● Problem statement: Everything from the line containing "What text is on this page?" through the last line of the records must be returned verbatim, and nothing outside that range.

● Task input:
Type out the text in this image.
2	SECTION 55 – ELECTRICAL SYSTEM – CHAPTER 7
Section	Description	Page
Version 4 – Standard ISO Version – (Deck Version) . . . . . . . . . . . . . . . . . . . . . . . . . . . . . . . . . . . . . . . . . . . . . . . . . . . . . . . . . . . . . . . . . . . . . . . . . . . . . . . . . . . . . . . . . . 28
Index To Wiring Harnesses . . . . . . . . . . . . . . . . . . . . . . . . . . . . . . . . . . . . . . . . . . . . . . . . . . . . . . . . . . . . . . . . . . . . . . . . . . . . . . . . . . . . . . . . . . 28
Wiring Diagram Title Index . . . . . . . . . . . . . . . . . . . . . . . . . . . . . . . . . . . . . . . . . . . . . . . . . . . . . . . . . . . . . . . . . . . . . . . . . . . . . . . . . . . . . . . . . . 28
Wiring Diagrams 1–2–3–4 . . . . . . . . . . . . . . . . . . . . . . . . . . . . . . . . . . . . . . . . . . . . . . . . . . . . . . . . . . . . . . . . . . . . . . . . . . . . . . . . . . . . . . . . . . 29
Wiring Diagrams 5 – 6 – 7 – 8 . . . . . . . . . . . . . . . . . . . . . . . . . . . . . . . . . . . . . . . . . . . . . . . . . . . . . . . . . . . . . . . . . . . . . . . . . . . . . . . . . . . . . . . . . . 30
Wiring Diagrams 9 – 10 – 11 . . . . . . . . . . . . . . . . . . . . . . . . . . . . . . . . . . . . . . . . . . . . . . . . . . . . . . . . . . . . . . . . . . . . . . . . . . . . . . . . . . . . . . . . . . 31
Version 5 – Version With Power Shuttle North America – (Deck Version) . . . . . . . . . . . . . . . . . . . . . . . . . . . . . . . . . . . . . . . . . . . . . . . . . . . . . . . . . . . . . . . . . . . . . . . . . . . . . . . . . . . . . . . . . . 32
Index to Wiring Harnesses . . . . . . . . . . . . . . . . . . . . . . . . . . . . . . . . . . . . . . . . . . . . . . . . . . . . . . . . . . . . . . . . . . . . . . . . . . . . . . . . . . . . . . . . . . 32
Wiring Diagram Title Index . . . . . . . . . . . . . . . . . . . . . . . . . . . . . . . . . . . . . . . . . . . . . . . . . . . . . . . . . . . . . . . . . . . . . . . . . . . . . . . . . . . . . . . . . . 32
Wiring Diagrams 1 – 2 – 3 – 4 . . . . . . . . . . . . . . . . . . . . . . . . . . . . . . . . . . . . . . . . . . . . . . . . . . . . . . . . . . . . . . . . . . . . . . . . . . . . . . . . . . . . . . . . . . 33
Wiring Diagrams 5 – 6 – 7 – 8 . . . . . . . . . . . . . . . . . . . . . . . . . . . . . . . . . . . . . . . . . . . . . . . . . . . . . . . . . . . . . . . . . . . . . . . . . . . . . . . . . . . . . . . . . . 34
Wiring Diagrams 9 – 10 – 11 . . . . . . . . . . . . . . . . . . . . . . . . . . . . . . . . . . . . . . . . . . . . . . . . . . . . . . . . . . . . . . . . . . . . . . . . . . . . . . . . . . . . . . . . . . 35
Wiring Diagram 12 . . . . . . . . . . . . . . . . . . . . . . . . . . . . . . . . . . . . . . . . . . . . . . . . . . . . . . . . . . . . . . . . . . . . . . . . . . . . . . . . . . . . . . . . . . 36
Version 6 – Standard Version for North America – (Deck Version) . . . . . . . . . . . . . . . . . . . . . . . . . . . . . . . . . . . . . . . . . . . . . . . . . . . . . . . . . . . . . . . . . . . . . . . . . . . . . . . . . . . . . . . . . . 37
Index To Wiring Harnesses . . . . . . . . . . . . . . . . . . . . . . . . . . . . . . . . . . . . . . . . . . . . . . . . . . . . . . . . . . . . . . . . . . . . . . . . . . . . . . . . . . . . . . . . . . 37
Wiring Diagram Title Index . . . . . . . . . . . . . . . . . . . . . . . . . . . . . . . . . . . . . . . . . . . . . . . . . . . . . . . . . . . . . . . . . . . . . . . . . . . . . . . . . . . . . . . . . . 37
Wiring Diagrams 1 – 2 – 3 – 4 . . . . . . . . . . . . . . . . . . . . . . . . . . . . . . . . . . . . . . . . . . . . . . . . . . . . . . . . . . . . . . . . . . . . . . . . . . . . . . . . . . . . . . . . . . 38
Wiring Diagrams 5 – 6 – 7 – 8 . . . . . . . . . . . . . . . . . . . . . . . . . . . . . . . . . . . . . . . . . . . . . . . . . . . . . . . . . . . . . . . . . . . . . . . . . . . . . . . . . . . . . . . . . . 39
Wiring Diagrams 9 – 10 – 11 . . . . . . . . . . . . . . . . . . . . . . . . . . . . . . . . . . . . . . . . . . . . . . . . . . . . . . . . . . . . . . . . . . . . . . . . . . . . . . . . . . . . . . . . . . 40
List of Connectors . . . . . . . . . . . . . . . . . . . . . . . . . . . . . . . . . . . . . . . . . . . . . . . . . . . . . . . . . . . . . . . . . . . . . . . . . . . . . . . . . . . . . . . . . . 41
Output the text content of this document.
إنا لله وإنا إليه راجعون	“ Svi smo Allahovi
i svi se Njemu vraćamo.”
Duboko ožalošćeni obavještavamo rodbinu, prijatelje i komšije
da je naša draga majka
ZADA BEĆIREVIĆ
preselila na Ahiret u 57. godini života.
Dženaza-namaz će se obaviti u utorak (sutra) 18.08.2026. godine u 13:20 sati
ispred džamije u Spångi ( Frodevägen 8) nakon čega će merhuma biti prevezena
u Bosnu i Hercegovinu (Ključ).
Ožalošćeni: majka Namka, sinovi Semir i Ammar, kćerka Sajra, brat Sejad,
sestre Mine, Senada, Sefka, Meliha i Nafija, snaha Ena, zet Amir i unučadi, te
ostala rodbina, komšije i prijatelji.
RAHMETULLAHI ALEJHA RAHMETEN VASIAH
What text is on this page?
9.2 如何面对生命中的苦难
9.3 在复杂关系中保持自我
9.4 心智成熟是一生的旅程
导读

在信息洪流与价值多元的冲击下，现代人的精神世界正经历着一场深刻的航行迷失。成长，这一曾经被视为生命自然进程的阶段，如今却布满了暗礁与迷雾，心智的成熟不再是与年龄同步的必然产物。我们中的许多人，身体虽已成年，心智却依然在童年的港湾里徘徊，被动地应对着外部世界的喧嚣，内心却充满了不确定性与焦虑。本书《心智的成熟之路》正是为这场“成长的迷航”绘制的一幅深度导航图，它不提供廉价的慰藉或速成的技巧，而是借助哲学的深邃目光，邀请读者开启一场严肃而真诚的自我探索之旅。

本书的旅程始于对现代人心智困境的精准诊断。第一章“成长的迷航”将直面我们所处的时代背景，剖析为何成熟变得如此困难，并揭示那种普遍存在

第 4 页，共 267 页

● Exercise answer:
What text is on this page?
9.2 如何面对生命中的苦难
9.3 在复杂关系中保持自我
9.4 心智成熟是一生的旅程
导读

在信息洪流与价值多元的冲击下，现代人的精神世界正经历着一场深刻的航行迷失。成长，这一曾经被视为生命自然进程的阶段，如今却布满了暗礁与迷雾，心智的成熟不再是与年龄同步的必然产物。我们中的许多人，身体虽已成年，心智却依然在童年的港湾里徘徊，被动地应对着外部世界的喧嚣，内心却充满了不确定性与焦虑。本书《心智的成熟之路》正是为这场“成长的迷航”绘制的一幅深度导航图，它不提供廉价的慰藉或速成的技巧，而是借助哲学的深邃目光，邀请读者开启一场严肃而真诚的自我探索之旅。

本书的旅程始于对现代人心智困境的精准诊断。第一章“成长的迷航”将直面我们所处的时代背景，剖析为何成熟变得如此困难，并揭示那种普遍存在

第 4 页，共 267 页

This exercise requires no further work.